Data records
=======
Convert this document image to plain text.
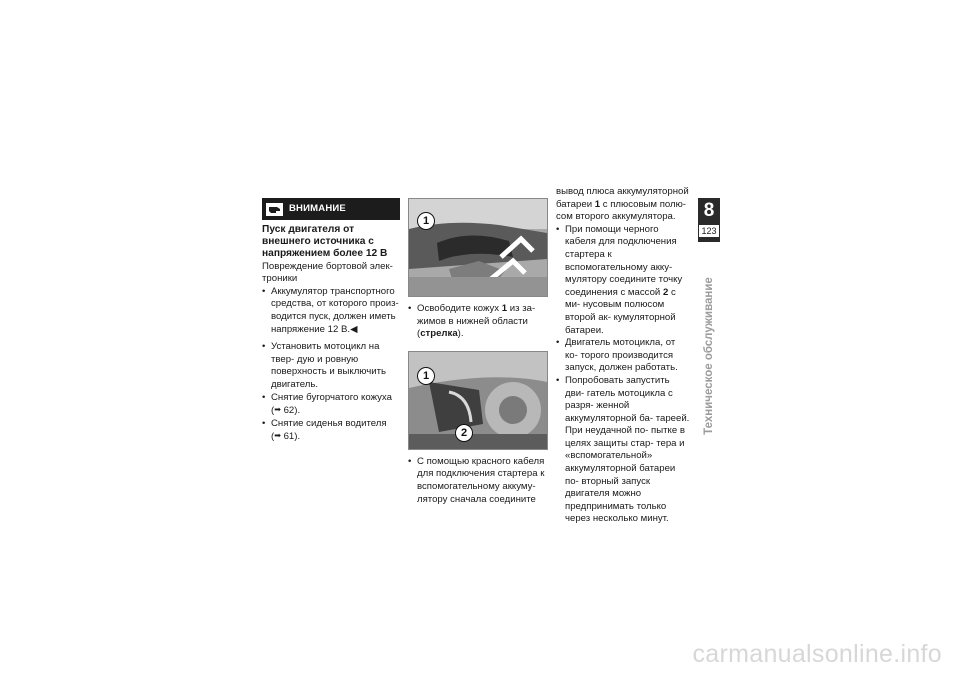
ВНИМАНИЕ

Пуск двигателя от внешнего источника с напряжением более 12 В

Повреждение бортовой элек- троники

• Аккумулятор транспортного средства, от которого произ- водится пуск, должен иметь напряжение 12 В.◀
• Установить мотоцикл на твер- дую и ровную поверхность и выключить двигатель.
• Снятие бугорчатого кожуха
(➡ 62).
• Снятие сиденья водителя
(➡ 61).
1
• Освободите кожух 1 из за- жимов в нижней области (стрелка).
1
2
• С помощью красного кабеля для подключения стартера к вспомогательному аккуму- лятору сначала соедините

вывод плюса аккумуляторной батареи 1 с плюсовым полю- сом второго аккумулятора.

• При помощи черного кабеля для подключения стартера к вспомогательному акку- мулятору соедините точку соединения с массой 2 с ми- нусовым полюсом второй ак- кумуляторной батареи.
• Двигатель мотоцикла, от ко- торого производится запуск, должен работать.
• Попробовать запустить дви- гатель мотоцикла с разря- женной аккумуляторной ба- тареей. При неудачной по- пытке в целях защиты стар- тера и «вспомогательной» аккумуляторной батареи по- вторный запуск двигателя можно предпринимать только через несколько минут.
8
123
Техническое обслуживание
carmanualsonline.info
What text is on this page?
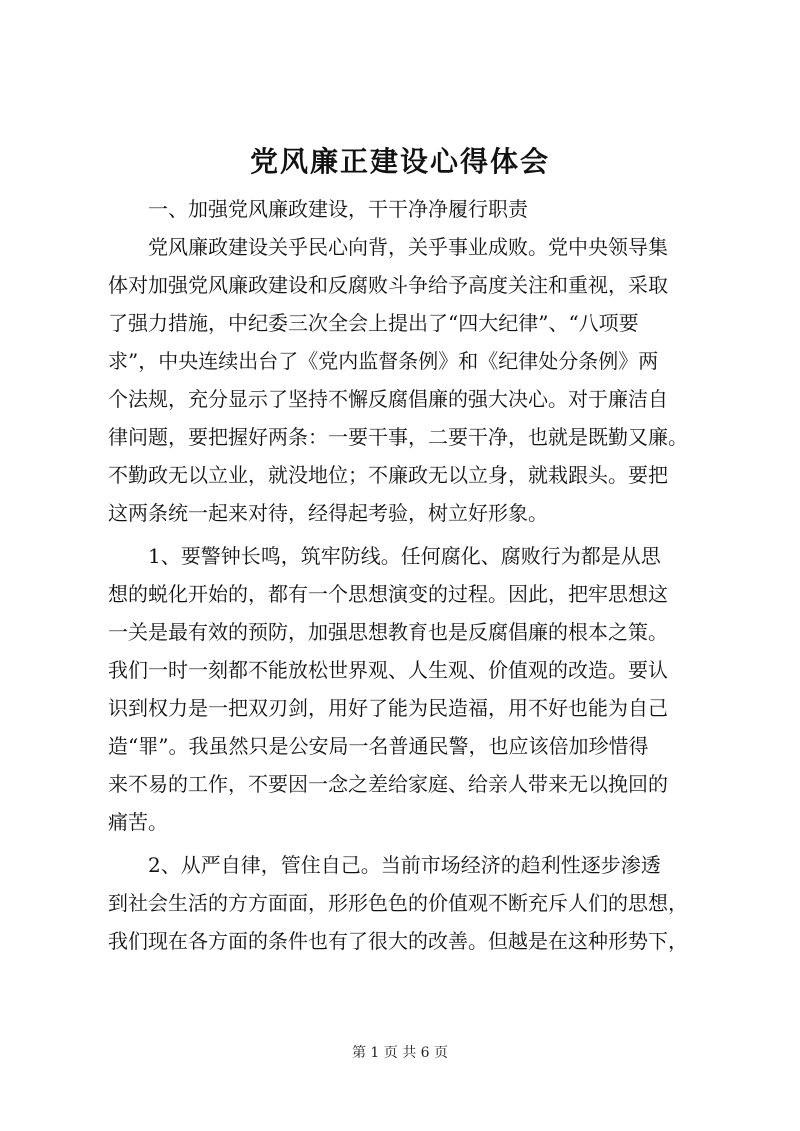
党风廉正建设心得体会
一、加强党风廉政建设，干干净净履行职责
党风廉政建设关乎民心向背，关乎事业成败。党中央领导集
体对加强党风廉政建设和反腐败斗争给予高度关注和重视，采取
了强力措施，中纪委三次全会上提出了“四大纪律”、“八项要
求”，中央连续出台了《党内监督条例》和《纪律处分条例》两
个法规，充分显示了坚持不懈反腐倡廉的强大决心。对于廉洁自
律问题，要把握好两条：一要干事，二要干净，也就是既勤又廉。
不勤政无以立业，就没地位；不廉政无以立身，就栽跟头。要把
这两条统一起来对待，经得起考验，树立好形象。
1、要警钟长鸣，筑牢防线。任何腐化、腐败行为都是从思
想的蜕化开始的，都有一个思想演变的过程。因此，把牢思想这
一关是最有效的预防，加强思想教育也是反腐倡廉的根本之策。
我们一时一刻都不能放松世界观、人生观、价值观的改造。要认
识到权力是一把双刃剑，用好了能为民造福，用不好也能为自己
造“罪”。我虽然只是公安局一名普通民警，也应该倍加珍惜得
来不易的工作，不要因一念之差给家庭、给亲人带来无以挽回的
痛苦。
2、从严自律，管住自己。当前市场经济的趋利性逐步渗透
到社会生活的方方面面，形形色色的价值观不断充斥人们的思想，
我们现在各方面的条件也有了很大的改善。但越是在这种形势下，
第 1 页 共 6 页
=======
Task prompt
Show each line in the entries that holds the string "кабеля".

Complete answer
• С помощью красного кабеля для подключения стартера к вспомогательному аккуму- лятору сначала соедините
• При помощи черного кабеля для подключения стартера к вспомогательному акку- мулятору соедините точку соединения с массой 2 с ми- нусовым полюсом второй ак- кумуляторной батареи.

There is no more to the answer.